Stated problem
Please output the records below in full, exactly as given, but without the images.

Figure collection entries
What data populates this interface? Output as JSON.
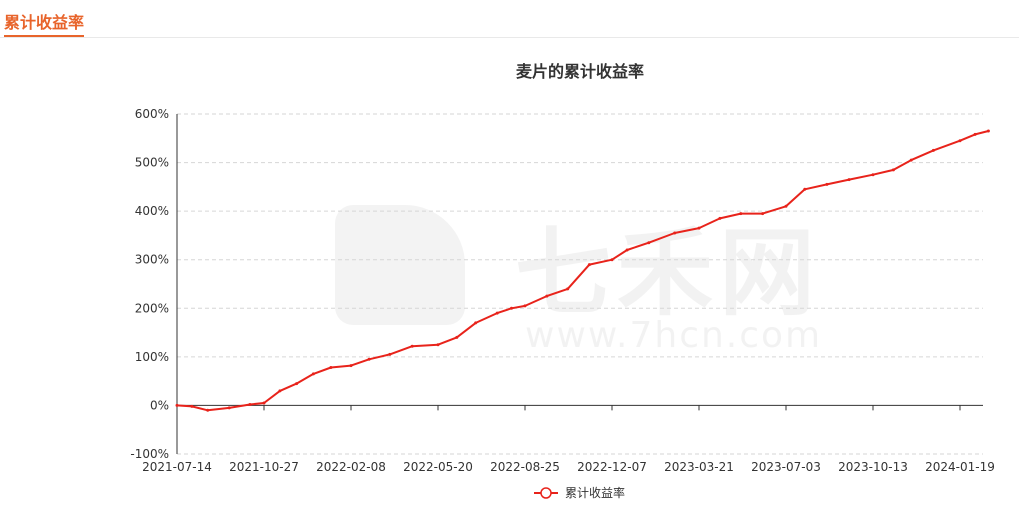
{
  "header": {
    "tab_title": "累计收益率"
  },
  "watermark": {
    "cn": "七禾网",
    "url": "www.7hcn.com"
  },
  "colors": {
    "accent": "#e8642b",
    "series": "#e8231b",
    "grid": "#d6d6d6",
    "axis": "#333333"
  },
  "chart_data": {
    "type": "line",
    "title": "麦片的累计收益率",
    "xlabel": "",
    "ylabel": "",
    "ylim": [
      -100,
      600
    ],
    "y_ticks": [
      -100,
      0,
      100,
      200,
      300,
      400,
      500,
      600
    ],
    "y_tick_labels": [
      "-100%",
      "0%",
      "100%",
      "200%",
      "300%",
      "400%",
      "500%",
      "600%"
    ],
    "x_tick_labels": [
      "2021-07-14",
      "2021-10-27",
      "2022-02-08",
      "2022-05-20",
      "2022-08-25",
      "2022-12-07",
      "2023-03-21",
      "2023-07-03",
      "2023-10-13",
      "2024-01-19"
    ],
    "grid": true,
    "legend_position": "bottom-center",
    "series": [
      {
        "name": "累计收益率",
        "x": [
          "2021-07-14",
          "2021-08-01",
          "2021-08-20",
          "2021-09-15",
          "2021-10-10",
          "2021-10-27",
          "2021-11-15",
          "2021-12-05",
          "2021-12-25",
          "2022-01-15",
          "2022-02-08",
          "2022-03-01",
          "2022-03-25",
          "2022-04-20",
          "2022-05-20",
          "2022-06-10",
          "2022-07-01",
          "2022-07-25",
          "2022-08-10",
          "2022-08-25",
          "2022-09-20",
          "2022-10-15",
          "2022-11-10",
          "2022-12-07",
          "2022-12-25",
          "2023-01-20",
          "2023-02-20",
          "2023-03-21",
          "2023-04-15",
          "2023-05-10",
          "2023-06-05",
          "2023-07-03",
          "2023-07-25",
          "2023-08-20",
          "2023-09-15",
          "2023-10-13",
          "2023-11-05",
          "2023-11-25",
          "2023-12-20",
          "2024-01-19",
          "2024-02-05",
          "2024-02-20"
        ],
        "values": [
          0,
          -2,
          -10,
          -5,
          2,
          5,
          30,
          45,
          65,
          78,
          82,
          95,
          105,
          122,
          125,
          140,
          170,
          190,
          200,
          205,
          225,
          240,
          290,
          300,
          320,
          335,
          355,
          365,
          385,
          395,
          395,
          410,
          445,
          455,
          465,
          475,
          485,
          505,
          525,
          545,
          558,
          565
        ]
      }
    ]
  }
}
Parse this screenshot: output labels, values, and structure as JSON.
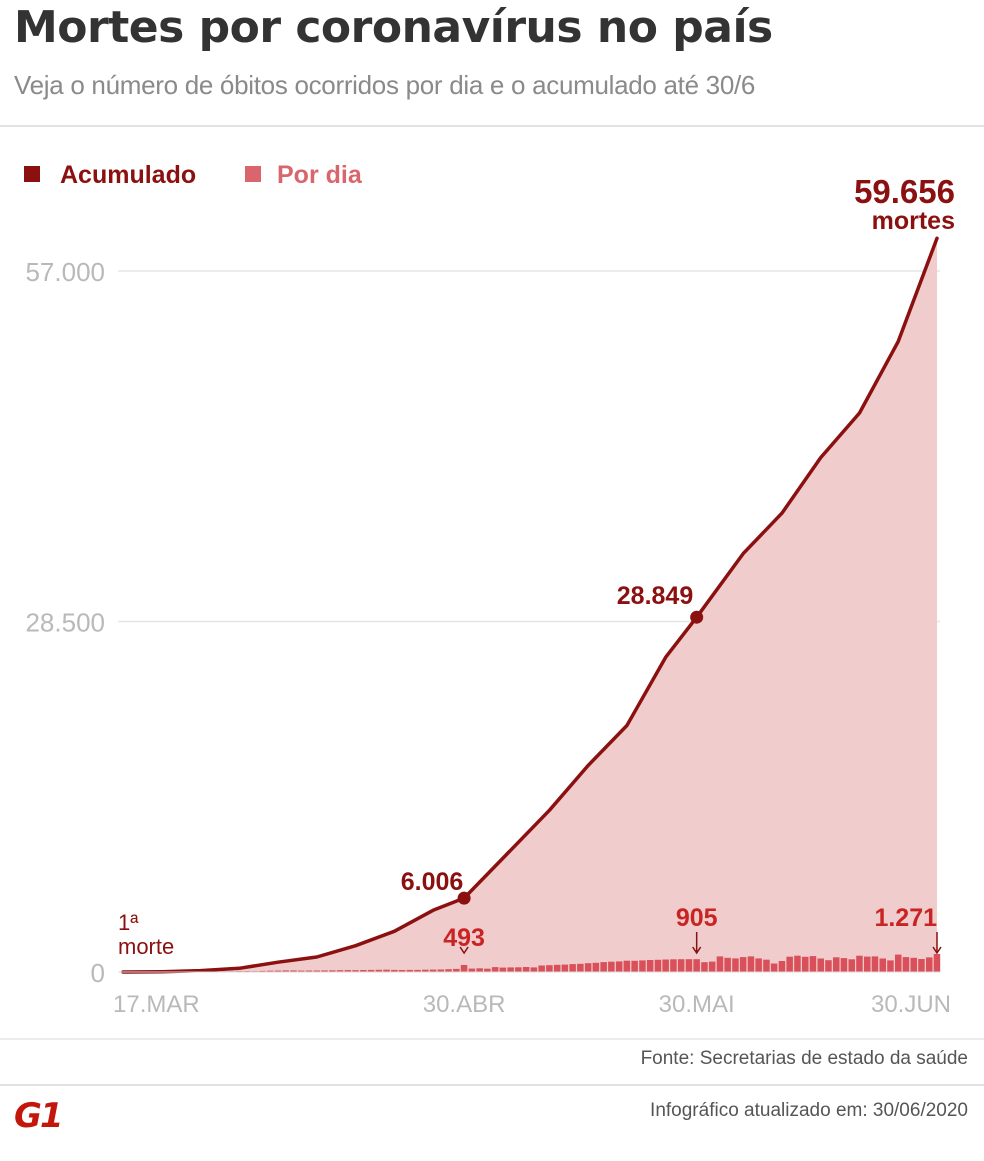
{
  "header": {
    "title": "Mortes por coronavírus no país",
    "subtitle": "Veja o número de óbitos ocorridos por dia e o acumulado até 30/6"
  },
  "footer": {
    "source": "Fonte: Secretarias de estado da saúde",
    "updated": "Infográfico atualizado em: 30/06/2020",
    "logo": "G1"
  },
  "colors": {
    "line": "#8b1010",
    "area": "#f0cccc",
    "bars": "#d9505a",
    "daily_label": "#c92424",
    "grid": "#e5e5e5",
    "axis_text": "#b9b9b9"
  },
  "chart_data": {
    "type": "area",
    "legend": [
      {
        "label": "Acumulado",
        "color": "#8b1010"
      },
      {
        "label": "Por dia",
        "color": "#d9666c"
      }
    ],
    "legend_position": "top-left",
    "x_tick_labels": [
      "17.MAR",
      "30.ABR",
      "30.MAI",
      "30.JUN"
    ],
    "x_ticks_day_index": [
      0,
      44,
      74,
      105
    ],
    "y_tick_labels": [
      "57.000",
      "28.500",
      "0"
    ],
    "y_ticks": [
      57000,
      28500,
      0
    ],
    "ylim": [
      0,
      57000
    ],
    "grid": true,
    "series": [
      {
        "name": "Acumulado",
        "day_index": [
          0,
          5,
          10,
          15,
          20,
          25,
          30,
          35,
          40,
          44,
          50,
          55,
          60,
          65,
          70,
          74,
          80,
          85,
          90,
          95,
          100,
          105
        ],
        "values": [
          1,
          25,
          114,
          299,
          800,
          1223,
          2141,
          3313,
          5017,
          6006,
          9897,
          13149,
          16792,
          20047,
          25598,
          28849,
          34021,
          37312,
          41828,
          45456,
          51271,
          59656
        ]
      },
      {
        "name": "Por dia",
        "values": [
          1,
          0,
          0,
          1,
          4,
          6,
          7,
          9,
          12,
          18,
          22,
          25,
          33,
          46,
          49,
          62,
          66,
          60,
          80,
          92,
          100,
          114,
          112,
          99,
          107,
          109,
          115,
          121,
          130,
          133,
          130,
          144,
          150,
          155,
          160,
          151,
          138,
          145,
          150,
          160,
          167,
          180,
          195,
          220,
          493,
          240,
          260,
          230,
          345,
          310,
          322,
          330,
          350,
          327,
          460,
          480,
          510,
          520,
          560,
          580,
          620,
          650,
          700,
          730,
          750,
          800,
          790,
          820,
          850,
          860,
          880,
          895,
          905,
          905,
          905,
          690,
          735,
          1100,
          1000,
          960,
          1050,
          1100,
          960,
          870,
          600,
          780,
          1080,
          1150,
          1070,
          1120,
          950,
          830,
          1040,
          980,
          900,
          1150,
          1090,
          1100,
          950,
          820,
          1230,
          1050,
          1000,
          920,
          1030,
          1271
        ]
      }
    ],
    "annotations": [
      {
        "text": "1ª",
        "text2": "morte",
        "series": "Acumulado",
        "day_index": 0
      },
      {
        "text": "6.006",
        "series": "Acumulado",
        "day_index": 44,
        "value": 6006
      },
      {
        "text": "28.849",
        "series": "Acumulado",
        "day_index": 74,
        "value": 28849
      },
      {
        "text": "59.656",
        "text2": "mortes",
        "series": "Acumulado",
        "day_index": 105,
        "value": 59656
      },
      {
        "text": "493",
        "series": "Por dia",
        "day_index": 44,
        "value": 493
      },
      {
        "text": "905",
        "series": "Por dia",
        "day_index": 74,
        "value": 905
      },
      {
        "text": "1.271",
        "series": "Por dia",
        "day_index": 105,
        "value": 1271
      }
    ]
  }
}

Right answer
What data populates this interface? Output as JSON.
{
  "header": {
    "tab_title": "累计收益率"
  },
  "watermark": {
    "cn": "七禾网",
    "url": "www.7hcn.com"
  },
  "colors": {
    "accent": "#e8642b",
    "series": "#e8231b",
    "grid": "#d6d6d6",
    "axis": "#333333"
  },
  "chart_data": {
    "type": "line",
    "title": "麦片的累计收益率",
    "xlabel": "",
    "ylabel": "",
    "ylim": [
      -100,
      600
    ],
    "y_ticks": [
      -100,
      0,
      100,
      200,
      300,
      400,
      500,
      600
    ],
    "y_tick_labels": [
      "-100%",
      "0%",
      "100%",
      "200%",
      "300%",
      "400%",
      "500%",
      "600%"
    ],
    "x_tick_labels": [
      "2021-07-14",
      "2021-10-27",
      "2022-02-08",
      "2022-05-20",
      "2022-08-25",
      "2022-12-07",
      "2023-03-21",
      "2023-07-03",
      "2023-10-13",
      "2024-01-19"
    ],
    "grid": true,
    "legend_position": "bottom-center",
    "series": [
      {
        "name": "累计收益率",
        "x": [
          "2021-07-14",
          "2021-08-01",
          "2021-08-20",
          "2021-09-15",
          "2021-10-10",
          "2021-10-27",
          "2021-11-15",
          "2021-12-05",
          "2021-12-25",
          "2022-01-15",
          "2022-02-08",
          "2022-03-01",
          "2022-03-25",
          "2022-04-20",
          "2022-05-20",
          "2022-06-10",
          "2022-07-01",
          "2022-07-25",
          "2022-08-10",
          "2022-08-25",
          "2022-09-20",
          "2022-10-15",
          "2022-11-10",
          "2022-12-07",
          "2022-12-25",
          "2023-01-20",
          "2023-02-20",
          "2023-03-21",
          "2023-04-15",
          "2023-05-10",
          "2023-06-05",
          "2023-07-03",
          "2023-07-25",
          "2023-08-20",
          "2023-09-15",
          "2023-10-13",
          "2023-11-05",
          "2023-11-25",
          "2023-12-20",
          "2024-01-19",
          "2024-02-05",
          "2024-02-20"
        ],
        "values": [
          0,
          -2,
          -10,
          -5,
          2,
          5,
          30,
          45,
          65,
          78,
          82,
          95,
          105,
          122,
          125,
          140,
          170,
          190,
          200,
          205,
          225,
          240,
          290,
          300,
          320,
          335,
          355,
          365,
          385,
          395,
          395,
          410,
          445,
          455,
          465,
          475,
          485,
          505,
          525,
          545,
          558,
          565
        ]
      }
    ]
  }
}
Parse this screenshot: output labels, values, and structure as JSON.
{
  "header": {
    "title": "Mortes por coronavírus no país",
    "subtitle": "Veja o número de óbitos ocorridos por dia e o acumulado até 30/6"
  },
  "footer": {
    "source": "Fonte: Secretarias de estado da saúde",
    "updated": "Infográfico atualizado em: 30/06/2020",
    "logo": "G1"
  },
  "colors": {
    "line": "#8b1010",
    "area": "#f0cccc",
    "bars": "#d9505a",
    "daily_label": "#c92424",
    "grid": "#e5e5e5",
    "axis_text": "#b9b9b9"
  },
  "chart_data": {
    "type": "area",
    "legend": [
      {
        "label": "Acumulado",
        "color": "#8b1010"
      },
      {
        "label": "Por dia",
        "color": "#d9666c"
      }
    ],
    "legend_position": "top-left",
    "x_tick_labels": [
      "17.MAR",
      "30.ABR",
      "30.MAI",
      "30.JUN"
    ],
    "x_ticks_day_index": [
      0,
      44,
      74,
      105
    ],
    "y_tick_labels": [
      "57.000",
      "28.500",
      "0"
    ],
    "y_ticks": [
      57000,
      28500,
      0
    ],
    "ylim": [
      0,
      57000
    ],
    "grid": true,
    "series": [
      {
        "name": "Acumulado",
        "day_index": [
          0,
          5,
          10,
          15,
          20,
          25,
          30,
          35,
          40,
          44,
          50,
          55,
          60,
          65,
          70,
          74,
          80,
          85,
          90,
          95,
          100,
          105
        ],
        "values": [
          1,
          25,
          114,
          299,
          800,
          1223,
          2141,
          3313,
          5017,
          6006,
          9897,
          13149,
          16792,
          20047,
          25598,
          28849,
          34021,
          37312,
          41828,
          45456,
          51271,
          59656
        ]
      },
      {
        "name": "Por dia",
        "values": [
          1,
          0,
          0,
          1,
          4,
          6,
          7,
          9,
          12,
          18,
          22,
          25,
          33,
          46,
          49,
          62,
          66,
          60,
          80,
          92,
          100,
          114,
          112,
          99,
          107,
          109,
          115,
          121,
          130,
          133,
          130,
          144,
          150,
          155,
          160,
          151,
          138,
          145,
          150,
          160,
          167,
          180,
          195,
          220,
          493,
          240,
          260,
          230,
          345,
          310,
          322,
          330,
          350,
          327,
          460,
          480,
          510,
          520,
          560,
          580,
          620,
          650,
          700,
          730,
          750,
          800,
          790,
          820,
          850,
          860,
          880,
          895,
          905,
          905,
          905,
          690,
          735,
          1100,
          1000,
          960,
          1050,
          1100,
          960,
          870,
          600,
          780,
          1080,
          1150,
          1070,
          1120,
          950,
          830,
          1040,
          980,
          900,
          1150,
          1090,
          1100,
          950,
          820,
          1230,
          1050,
          1000,
          920,
          1030,
          1271
        ]
      }
    ],
    "annotations": [
      {
        "text": "1ª",
        "text2": "morte",
        "series": "Acumulado",
        "day_index": 0
      },
      {
        "text": "6.006",
        "series": "Acumulado",
        "day_index": 44,
        "value": 6006
      },
      {
        "text": "28.849",
        "series": "Acumulado",
        "day_index": 74,
        "value": 28849
      },
      {
        "text": "59.656",
        "text2": "mortes",
        "series": "Acumulado",
        "day_index": 105,
        "value": 59656
      },
      {
        "text": "493",
        "series": "Por dia",
        "day_index": 44,
        "value": 493
      },
      {
        "text": "905",
        "series": "Por dia",
        "day_index": 74,
        "value": 905
      },
      {
        "text": "1.271",
        "series": "Por dia",
        "day_index": 105,
        "value": 1271
      }
    ]
  }
}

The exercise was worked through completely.